> _Consigne A_: Dans le passage sur Arnaud Beltrame, relevez toutes les choses dont le premier paragraphe affirme qu'« il y a eu ».
> _Consigne B_: Écrivez la suite du passage sur Arnaud Beltrame, en reprenant après sa dernière phrase.

> _Extrait du texte_:

Il y a eu ici tout le dévouement et tout le courage possible (Arnaud Beltrame était conscient du risque qu’il prenait) ; il y a eu également une forme d’intelligence tactique (il avait laissé son téléphone ouvert pour que ses camarades du GIGN sachent quand donner l’assaut) mais la stratégie retenue était fautive.

D’après ce que l’on croit savoir, le gendarme s’est désarmé pour obtenir de l’assassin qu’il accepte l’échange. On présente cela comme héroïque de la part de cet homme qui s’était donné pour raison d’être de protéger autrui, soit… mais pourquoi l’assassin a-t-il consenti à ce troc d’une anonyme sans défense contre un militaire entraîné dont il savait par avance qu’il ferait tout pour s’opposer à lui ?

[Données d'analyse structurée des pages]
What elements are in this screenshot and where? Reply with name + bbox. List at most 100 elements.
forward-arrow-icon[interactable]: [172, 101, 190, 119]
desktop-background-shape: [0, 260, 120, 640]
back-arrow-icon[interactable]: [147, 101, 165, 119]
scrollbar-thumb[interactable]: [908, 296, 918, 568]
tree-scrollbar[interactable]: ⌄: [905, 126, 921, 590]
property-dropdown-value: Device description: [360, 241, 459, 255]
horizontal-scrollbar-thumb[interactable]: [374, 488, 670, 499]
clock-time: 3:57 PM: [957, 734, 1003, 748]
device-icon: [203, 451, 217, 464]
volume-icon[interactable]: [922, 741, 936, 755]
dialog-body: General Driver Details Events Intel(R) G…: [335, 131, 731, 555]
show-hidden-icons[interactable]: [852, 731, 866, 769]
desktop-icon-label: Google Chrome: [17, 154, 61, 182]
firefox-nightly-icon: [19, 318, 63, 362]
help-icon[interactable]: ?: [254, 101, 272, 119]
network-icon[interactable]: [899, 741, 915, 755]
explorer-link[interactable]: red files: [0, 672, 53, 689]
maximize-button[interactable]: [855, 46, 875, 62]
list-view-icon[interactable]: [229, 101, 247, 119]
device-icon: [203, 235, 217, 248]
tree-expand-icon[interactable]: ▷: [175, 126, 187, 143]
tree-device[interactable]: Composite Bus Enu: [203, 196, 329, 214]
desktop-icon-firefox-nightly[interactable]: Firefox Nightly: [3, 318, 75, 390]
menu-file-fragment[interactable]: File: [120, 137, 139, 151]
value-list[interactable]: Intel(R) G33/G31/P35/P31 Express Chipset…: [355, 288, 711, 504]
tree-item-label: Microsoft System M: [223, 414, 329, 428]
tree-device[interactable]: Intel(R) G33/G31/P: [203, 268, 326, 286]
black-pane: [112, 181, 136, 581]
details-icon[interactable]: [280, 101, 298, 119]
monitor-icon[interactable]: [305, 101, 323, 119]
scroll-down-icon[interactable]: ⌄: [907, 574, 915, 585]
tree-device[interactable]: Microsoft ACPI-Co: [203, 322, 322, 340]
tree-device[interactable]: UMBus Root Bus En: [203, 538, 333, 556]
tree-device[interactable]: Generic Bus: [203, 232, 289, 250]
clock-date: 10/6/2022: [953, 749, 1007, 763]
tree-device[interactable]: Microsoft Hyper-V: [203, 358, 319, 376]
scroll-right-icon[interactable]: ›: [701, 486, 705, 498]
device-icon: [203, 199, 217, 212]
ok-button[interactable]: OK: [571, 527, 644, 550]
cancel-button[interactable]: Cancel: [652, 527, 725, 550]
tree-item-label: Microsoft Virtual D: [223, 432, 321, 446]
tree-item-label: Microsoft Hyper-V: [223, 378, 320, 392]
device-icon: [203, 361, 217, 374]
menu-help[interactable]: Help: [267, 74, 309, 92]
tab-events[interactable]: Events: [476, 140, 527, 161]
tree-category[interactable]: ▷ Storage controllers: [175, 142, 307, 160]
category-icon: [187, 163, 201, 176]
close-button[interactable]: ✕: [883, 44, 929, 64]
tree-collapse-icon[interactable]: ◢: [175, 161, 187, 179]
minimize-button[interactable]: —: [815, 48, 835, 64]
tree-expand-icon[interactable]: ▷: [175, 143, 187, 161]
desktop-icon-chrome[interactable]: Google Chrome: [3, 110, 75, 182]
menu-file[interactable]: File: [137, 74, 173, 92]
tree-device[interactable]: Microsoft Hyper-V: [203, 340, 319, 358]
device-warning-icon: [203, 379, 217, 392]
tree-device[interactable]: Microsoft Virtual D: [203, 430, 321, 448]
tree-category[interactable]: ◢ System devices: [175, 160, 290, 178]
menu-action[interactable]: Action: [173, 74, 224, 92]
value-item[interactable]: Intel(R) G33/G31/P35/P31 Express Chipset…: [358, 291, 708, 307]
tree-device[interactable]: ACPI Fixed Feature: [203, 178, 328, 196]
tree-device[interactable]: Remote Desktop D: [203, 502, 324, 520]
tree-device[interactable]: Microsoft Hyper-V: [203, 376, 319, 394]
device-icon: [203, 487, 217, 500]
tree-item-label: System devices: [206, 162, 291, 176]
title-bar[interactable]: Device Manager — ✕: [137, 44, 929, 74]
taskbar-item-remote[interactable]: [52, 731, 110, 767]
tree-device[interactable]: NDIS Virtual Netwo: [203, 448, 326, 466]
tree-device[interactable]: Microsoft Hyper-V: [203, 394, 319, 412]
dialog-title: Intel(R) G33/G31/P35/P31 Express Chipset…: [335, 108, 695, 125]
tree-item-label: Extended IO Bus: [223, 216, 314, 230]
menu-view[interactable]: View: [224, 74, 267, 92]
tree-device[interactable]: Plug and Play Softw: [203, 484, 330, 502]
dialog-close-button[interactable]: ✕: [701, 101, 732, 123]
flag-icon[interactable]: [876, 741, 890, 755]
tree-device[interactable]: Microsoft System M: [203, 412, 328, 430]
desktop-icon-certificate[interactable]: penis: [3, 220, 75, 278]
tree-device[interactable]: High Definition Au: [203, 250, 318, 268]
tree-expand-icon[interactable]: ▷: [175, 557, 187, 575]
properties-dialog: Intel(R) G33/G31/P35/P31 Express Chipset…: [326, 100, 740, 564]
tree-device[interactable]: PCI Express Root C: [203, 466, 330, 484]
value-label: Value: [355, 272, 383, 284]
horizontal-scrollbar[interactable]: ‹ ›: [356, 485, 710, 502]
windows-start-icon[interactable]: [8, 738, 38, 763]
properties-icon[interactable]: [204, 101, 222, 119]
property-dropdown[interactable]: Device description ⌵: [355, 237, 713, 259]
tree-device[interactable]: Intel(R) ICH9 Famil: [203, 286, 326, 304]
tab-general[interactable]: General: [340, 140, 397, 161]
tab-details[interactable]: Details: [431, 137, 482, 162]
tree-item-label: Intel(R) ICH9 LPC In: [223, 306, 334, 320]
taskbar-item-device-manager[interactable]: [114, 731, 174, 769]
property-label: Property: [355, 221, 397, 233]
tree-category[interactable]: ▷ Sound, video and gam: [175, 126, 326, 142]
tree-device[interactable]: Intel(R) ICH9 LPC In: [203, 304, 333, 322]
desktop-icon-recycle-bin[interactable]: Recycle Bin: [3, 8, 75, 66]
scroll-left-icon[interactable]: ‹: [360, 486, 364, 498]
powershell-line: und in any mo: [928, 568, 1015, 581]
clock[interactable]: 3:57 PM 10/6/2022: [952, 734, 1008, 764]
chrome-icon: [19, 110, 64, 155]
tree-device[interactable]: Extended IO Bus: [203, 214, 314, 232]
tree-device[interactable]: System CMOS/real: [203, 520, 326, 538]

> _Réponse attendue A_:
- tout le dévouement possible
- tout le courage possible
- une forme d'intelligence tactique

> _Réponse attendue B_:
Réponse : il se savait cerné, l’affaire ne durerait donc plus longtemps, c’était le gendarme qui cherchait à négocier, bien plus que l’assassin à qui sa propre mort importait moins que celle d’un gendarme gradé qui valoriserait au mieux son propre « sacrifice » !
Arnaud Beltrame n’avait donc aucune chance de s’en sortir indemne et, d’une façon ou d’une autre, il le savait.

Sur le plan opérationnel, son geste a permis l’extraction d’une otage et l’introduction d’un téléphone dans la place. Maigre bilan !

Il faut donc encore revoir « la doctrine d’intervention », mais il y a plus grave : il faut aussi revoir l’idéologie sous-jacente, celle du « sacrifice ».

Le héros et l’assassin la partageaient

Ce dernier, nous dit François Molins, le procureur de la République de Paris, s’était dit « prêt à mourir pour la Syrie » et il avait demandé « la libération de frères ».
On peut certes ridiculiser les prétentions de ce petit délinquant de 25 ans, un Français d’origine marocaine sans relation particulière avec le drame syrien, mais on ne peut contester qu’il ait jeté sa vie dans la balance pour appuyer ses dires. Or c’est exactement ce qu’Arnaud Beltrame a fait, avec une inspiration et dans un cadre institutionnel qui vont dans le sens opposé.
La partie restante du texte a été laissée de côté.